-- Begin Rows --
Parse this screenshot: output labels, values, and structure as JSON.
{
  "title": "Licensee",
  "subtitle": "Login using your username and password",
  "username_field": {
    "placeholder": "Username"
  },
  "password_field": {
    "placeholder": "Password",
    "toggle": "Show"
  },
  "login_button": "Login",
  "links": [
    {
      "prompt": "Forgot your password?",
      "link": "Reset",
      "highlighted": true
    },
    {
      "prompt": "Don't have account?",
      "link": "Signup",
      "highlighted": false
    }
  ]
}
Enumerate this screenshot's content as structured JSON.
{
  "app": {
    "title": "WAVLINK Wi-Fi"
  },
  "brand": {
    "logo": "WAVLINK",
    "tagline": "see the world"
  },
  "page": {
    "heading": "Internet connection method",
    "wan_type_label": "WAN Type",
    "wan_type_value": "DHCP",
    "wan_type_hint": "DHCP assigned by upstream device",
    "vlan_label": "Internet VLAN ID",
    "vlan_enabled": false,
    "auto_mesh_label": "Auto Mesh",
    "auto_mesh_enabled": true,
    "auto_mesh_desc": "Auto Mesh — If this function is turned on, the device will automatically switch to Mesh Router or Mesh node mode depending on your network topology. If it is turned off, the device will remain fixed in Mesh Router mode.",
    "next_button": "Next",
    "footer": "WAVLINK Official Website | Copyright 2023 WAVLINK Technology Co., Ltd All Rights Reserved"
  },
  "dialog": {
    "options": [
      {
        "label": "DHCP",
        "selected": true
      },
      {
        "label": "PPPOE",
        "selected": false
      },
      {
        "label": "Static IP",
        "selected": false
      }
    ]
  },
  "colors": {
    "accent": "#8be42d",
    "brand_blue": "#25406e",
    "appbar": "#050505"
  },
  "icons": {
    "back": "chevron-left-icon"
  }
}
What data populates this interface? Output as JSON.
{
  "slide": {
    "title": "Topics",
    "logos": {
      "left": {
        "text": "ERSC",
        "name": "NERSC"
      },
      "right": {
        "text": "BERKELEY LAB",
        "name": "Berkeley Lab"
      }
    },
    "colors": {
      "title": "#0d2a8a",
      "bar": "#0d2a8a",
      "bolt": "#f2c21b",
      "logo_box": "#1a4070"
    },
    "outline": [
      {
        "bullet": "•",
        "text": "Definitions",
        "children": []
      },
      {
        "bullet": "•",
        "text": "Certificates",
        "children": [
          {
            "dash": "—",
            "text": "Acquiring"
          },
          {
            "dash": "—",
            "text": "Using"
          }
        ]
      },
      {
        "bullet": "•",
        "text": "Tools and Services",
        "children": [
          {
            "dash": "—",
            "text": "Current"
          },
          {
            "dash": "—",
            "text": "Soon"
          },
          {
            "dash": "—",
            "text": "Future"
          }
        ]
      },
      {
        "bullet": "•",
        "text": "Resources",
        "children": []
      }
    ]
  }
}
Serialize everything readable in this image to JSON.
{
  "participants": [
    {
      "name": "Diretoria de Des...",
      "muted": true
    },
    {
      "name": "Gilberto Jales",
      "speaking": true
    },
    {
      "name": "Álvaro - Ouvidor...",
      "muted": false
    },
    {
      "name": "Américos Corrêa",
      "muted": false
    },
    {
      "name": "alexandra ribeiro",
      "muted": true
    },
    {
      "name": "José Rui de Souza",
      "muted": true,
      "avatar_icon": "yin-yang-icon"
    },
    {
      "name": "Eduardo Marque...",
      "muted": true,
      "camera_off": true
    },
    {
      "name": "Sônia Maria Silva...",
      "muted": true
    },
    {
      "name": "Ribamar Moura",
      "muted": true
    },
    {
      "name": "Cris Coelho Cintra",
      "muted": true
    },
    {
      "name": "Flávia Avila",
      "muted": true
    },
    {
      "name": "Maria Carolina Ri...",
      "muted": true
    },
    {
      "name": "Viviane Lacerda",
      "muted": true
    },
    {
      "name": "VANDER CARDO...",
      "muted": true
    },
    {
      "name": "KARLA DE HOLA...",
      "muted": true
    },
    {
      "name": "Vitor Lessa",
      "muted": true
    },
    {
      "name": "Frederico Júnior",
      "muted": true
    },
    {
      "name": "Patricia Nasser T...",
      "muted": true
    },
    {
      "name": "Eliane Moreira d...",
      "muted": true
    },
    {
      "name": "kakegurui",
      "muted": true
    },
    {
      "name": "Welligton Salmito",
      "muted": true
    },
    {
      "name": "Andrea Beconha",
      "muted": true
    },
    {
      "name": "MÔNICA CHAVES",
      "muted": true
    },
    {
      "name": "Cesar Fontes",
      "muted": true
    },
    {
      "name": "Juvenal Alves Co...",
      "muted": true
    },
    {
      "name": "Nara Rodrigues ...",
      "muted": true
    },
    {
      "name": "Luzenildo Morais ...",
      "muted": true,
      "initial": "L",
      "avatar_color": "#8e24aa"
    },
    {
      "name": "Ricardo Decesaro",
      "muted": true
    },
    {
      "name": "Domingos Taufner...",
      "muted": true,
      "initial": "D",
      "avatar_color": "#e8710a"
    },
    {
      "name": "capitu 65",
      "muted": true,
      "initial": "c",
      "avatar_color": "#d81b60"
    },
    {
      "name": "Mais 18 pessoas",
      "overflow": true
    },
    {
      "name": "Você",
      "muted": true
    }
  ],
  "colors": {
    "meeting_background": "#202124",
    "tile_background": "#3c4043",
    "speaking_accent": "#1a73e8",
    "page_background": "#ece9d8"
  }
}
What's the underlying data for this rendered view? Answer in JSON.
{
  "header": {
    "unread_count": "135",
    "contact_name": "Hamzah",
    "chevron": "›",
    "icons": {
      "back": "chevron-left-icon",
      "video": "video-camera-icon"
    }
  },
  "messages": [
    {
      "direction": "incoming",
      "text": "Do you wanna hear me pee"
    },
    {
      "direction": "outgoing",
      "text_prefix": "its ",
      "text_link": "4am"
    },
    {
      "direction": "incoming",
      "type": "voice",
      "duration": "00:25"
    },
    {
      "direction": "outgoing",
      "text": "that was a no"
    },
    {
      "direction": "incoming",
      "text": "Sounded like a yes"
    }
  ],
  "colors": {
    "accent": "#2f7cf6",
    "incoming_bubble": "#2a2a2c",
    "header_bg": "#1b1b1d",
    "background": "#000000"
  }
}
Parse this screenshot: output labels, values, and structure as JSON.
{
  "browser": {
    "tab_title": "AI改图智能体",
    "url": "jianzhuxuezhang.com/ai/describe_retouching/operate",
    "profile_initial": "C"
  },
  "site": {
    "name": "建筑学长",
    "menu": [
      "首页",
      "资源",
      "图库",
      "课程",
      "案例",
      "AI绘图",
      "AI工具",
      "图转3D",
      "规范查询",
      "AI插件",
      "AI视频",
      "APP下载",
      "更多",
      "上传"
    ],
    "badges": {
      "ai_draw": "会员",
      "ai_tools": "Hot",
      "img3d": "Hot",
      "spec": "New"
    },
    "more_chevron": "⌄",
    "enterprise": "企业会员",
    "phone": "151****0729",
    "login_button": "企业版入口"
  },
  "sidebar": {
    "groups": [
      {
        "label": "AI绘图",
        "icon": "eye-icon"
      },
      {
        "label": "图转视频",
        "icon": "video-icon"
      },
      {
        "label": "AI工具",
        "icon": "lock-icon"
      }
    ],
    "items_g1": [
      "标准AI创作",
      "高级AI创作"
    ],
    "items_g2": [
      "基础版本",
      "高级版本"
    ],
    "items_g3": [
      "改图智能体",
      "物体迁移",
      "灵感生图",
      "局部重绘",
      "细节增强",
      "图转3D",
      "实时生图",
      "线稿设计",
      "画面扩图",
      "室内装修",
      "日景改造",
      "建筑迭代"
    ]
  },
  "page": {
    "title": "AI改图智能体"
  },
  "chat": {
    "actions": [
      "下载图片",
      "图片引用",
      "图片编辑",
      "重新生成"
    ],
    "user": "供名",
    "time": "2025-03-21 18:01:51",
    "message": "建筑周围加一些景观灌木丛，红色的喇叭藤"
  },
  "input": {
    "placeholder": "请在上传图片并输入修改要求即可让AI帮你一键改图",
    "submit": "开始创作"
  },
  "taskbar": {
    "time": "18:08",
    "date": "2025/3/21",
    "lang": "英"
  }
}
-- End Rows --
Stated task: Report all lines of the data that include the word "Maria".

Solution:
      "name": "Sônia Maria Silva...",
      "name": "Maria Carolina Ri...",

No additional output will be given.